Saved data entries
───

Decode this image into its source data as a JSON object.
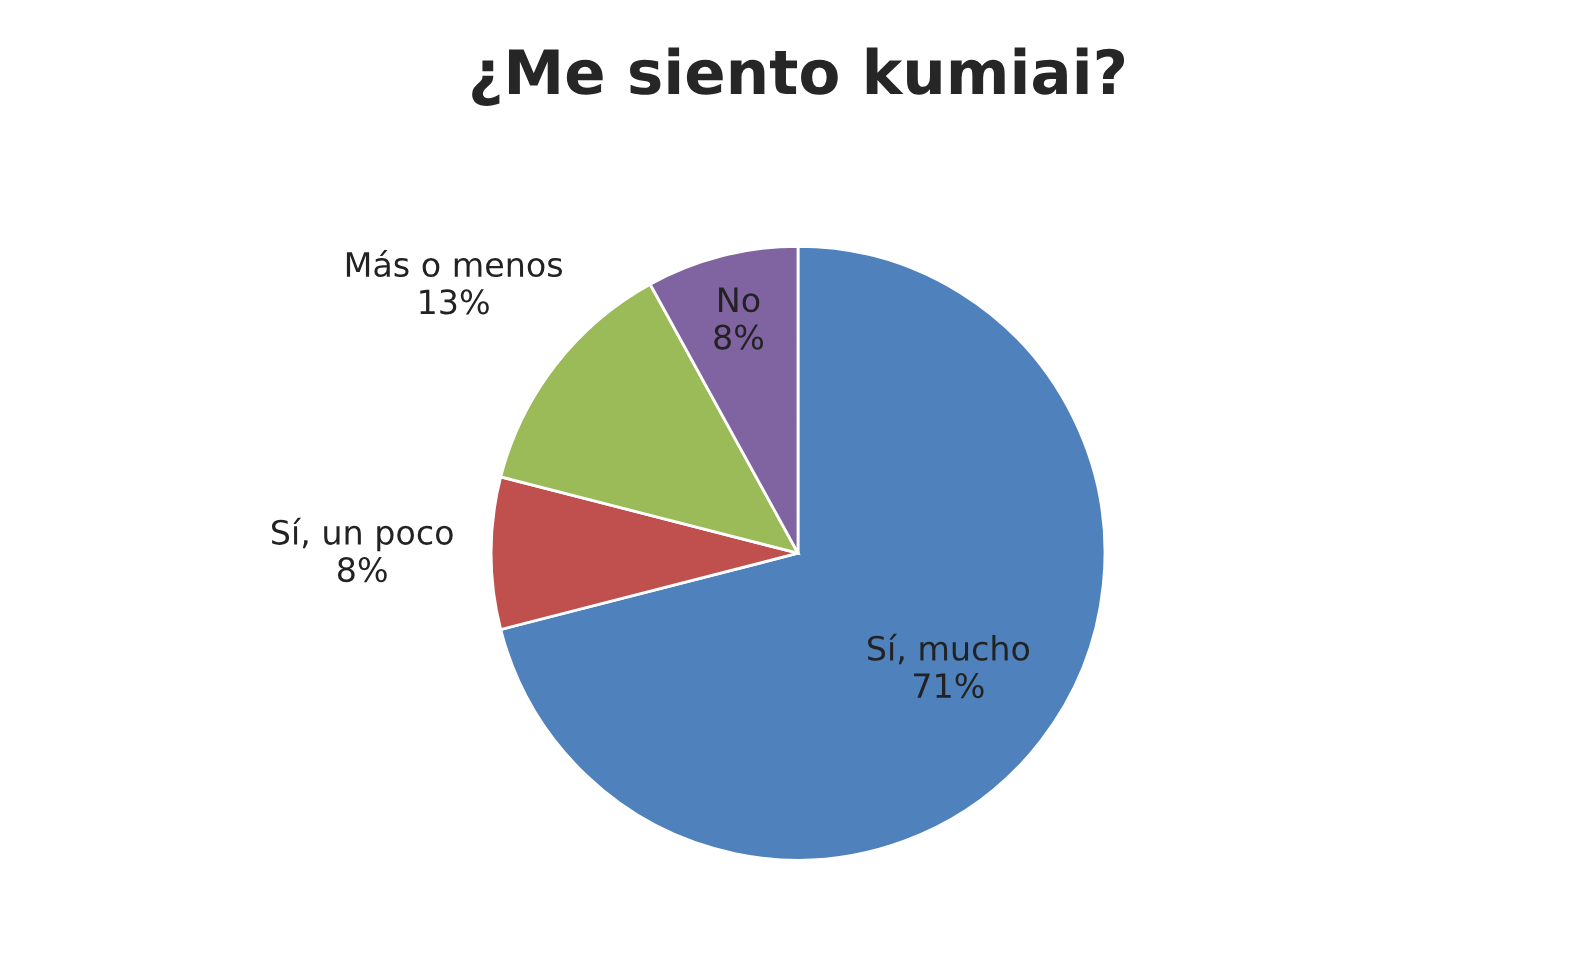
{
  "chart_data": {
    "type": "pie",
    "title": "¿Me siento kumiai?",
    "categories": [
      "Sí, mucho",
      "Sí, un poco",
      "Más o menos",
      "No"
    ],
    "values": [
      71,
      8,
      13,
      8
    ],
    "value_labels": [
      "71%",
      "8%",
      "13%",
      "8%"
    ],
    "colors": [
      "#4f81bd",
      "#c0504d",
      "#9bbb59",
      "#8064a2"
    ],
    "legend": false
  }
}
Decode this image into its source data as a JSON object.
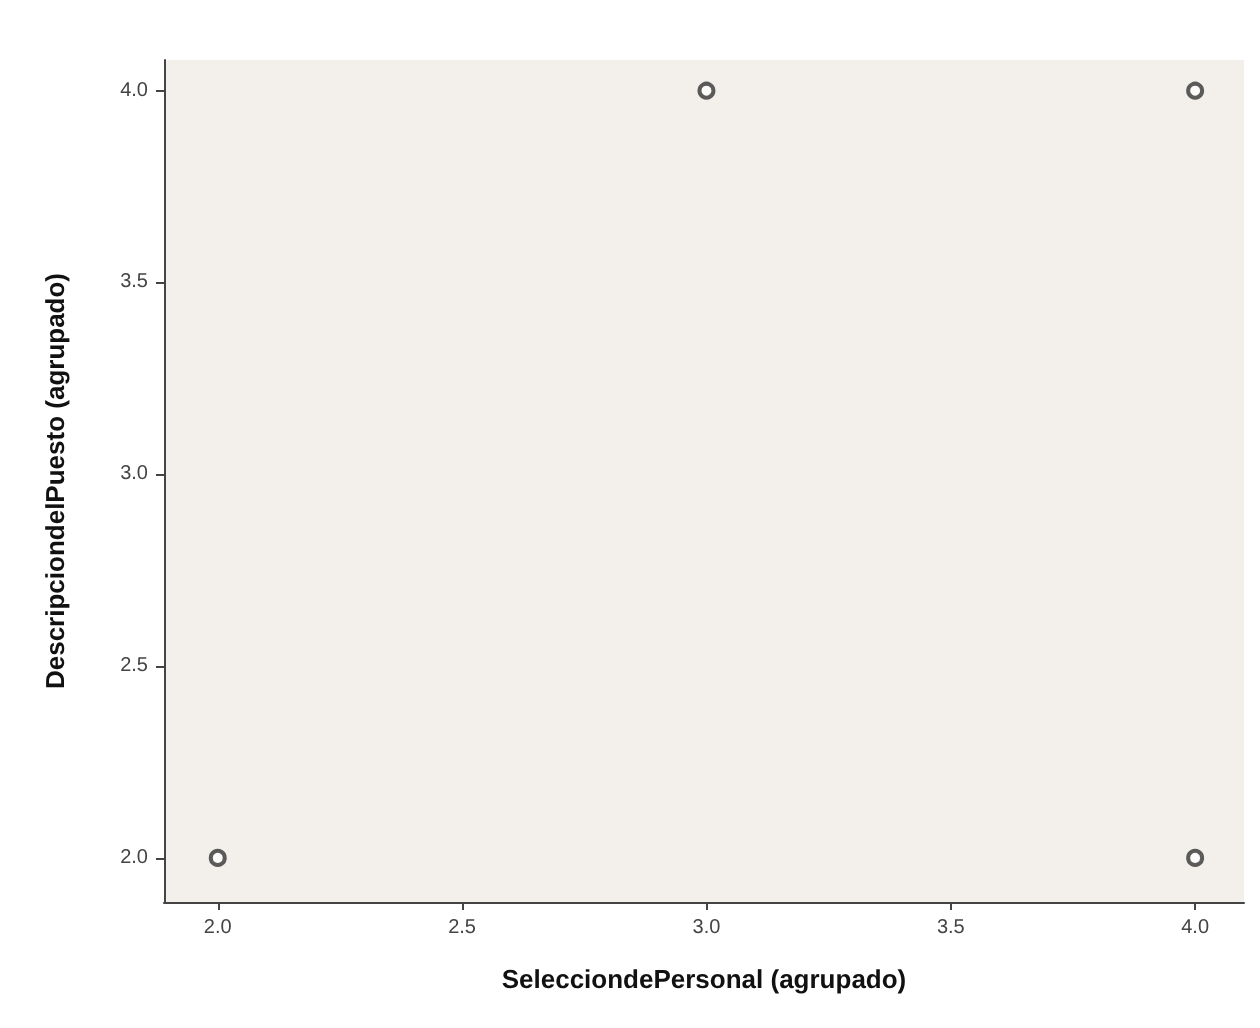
{
  "chart_data": {
    "type": "scatter",
    "xlabel": "SelecciondePersonal (agrupado)",
    "ylabel": "DescripciondelPuesto (agrupado)",
    "x": [
      2,
      3,
      4,
      4
    ],
    "values": [
      2,
      4,
      4,
      2
    ],
    "color": "#333333",
    "marker": "circle",
    "grid": false,
    "xlim": [
      1.89,
      4.1
    ],
    "xticks": [
      {
        "value": 2,
        "label": "2.0"
      },
      {
        "value": 2.5,
        "label": "2.5"
      },
      {
        "value": 3,
        "label": "3.0"
      },
      {
        "value": 3.5,
        "label": "3.5"
      },
      {
        "value": 4,
        "label": "4.0"
      }
    ],
    "ylim": [
      1.885,
      4.08
    ],
    "yticks": [
      {
        "value": 2,
        "label": "2.0"
      },
      {
        "value": 2.5,
        "label": "2.5"
      },
      {
        "value": 3,
        "label": "3.0"
      },
      {
        "value": 3.5,
        "label": "3.5"
      },
      {
        "value": 4,
        "label": "4.0"
      }
    ]
  }
}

───

[Task objective]
Repeat the material above in full and exactly, omitting the pictures.

[Answer for this exercise]
Decode this image into its source data as a JSON object.
{
  "chart_data": {
    "type": "pie",
    "title": "¿Me siento kumiai?",
    "categories": [
      "Sí, mucho",
      "Sí, un poco",
      "Más o menos",
      "No"
    ],
    "values": [
      71,
      8,
      13,
      8
    ],
    "value_labels": [
      "71%",
      "8%",
      "13%",
      "8%"
    ],
    "colors": [
      "#4f81bd",
      "#c0504d",
      "#9bbb59",
      "#8064a2"
    ],
    "legend": false
  }
}
Decode this image into its source data as a JSON object.
{
  "chart_data": {
    "type": "scatter",
    "xlabel": "SelecciondePersonal (agrupado)",
    "ylabel": "DescripciondelPuesto (agrupado)",
    "x": [
      2,
      3,
      4,
      4
    ],
    "values": [
      2,
      4,
      4,
      2
    ],
    "color": "#333333",
    "marker": "circle",
    "grid": false,
    "xlim": [
      1.89,
      4.1
    ],
    "xticks": [
      {
        "value": 2,
        "label": "2.0"
      },
      {
        "value": 2.5,
        "label": "2.5"
      },
      {
        "value": 3,
        "label": "3.0"
      },
      {
        "value": 3.5,
        "label": "3.5"
      },
      {
        "value": 4,
        "label": "4.0"
      }
    ],
    "ylim": [
      1.885,
      4.08
    ],
    "yticks": [
      {
        "value": 2,
        "label": "2.0"
      },
      {
        "value": 2.5,
        "label": "2.5"
      },
      {
        "value": 3,
        "label": "3.0"
      },
      {
        "value": 3.5,
        "label": "3.5"
      },
      {
        "value": 4,
        "label": "4.0"
      }
    ]
  }
}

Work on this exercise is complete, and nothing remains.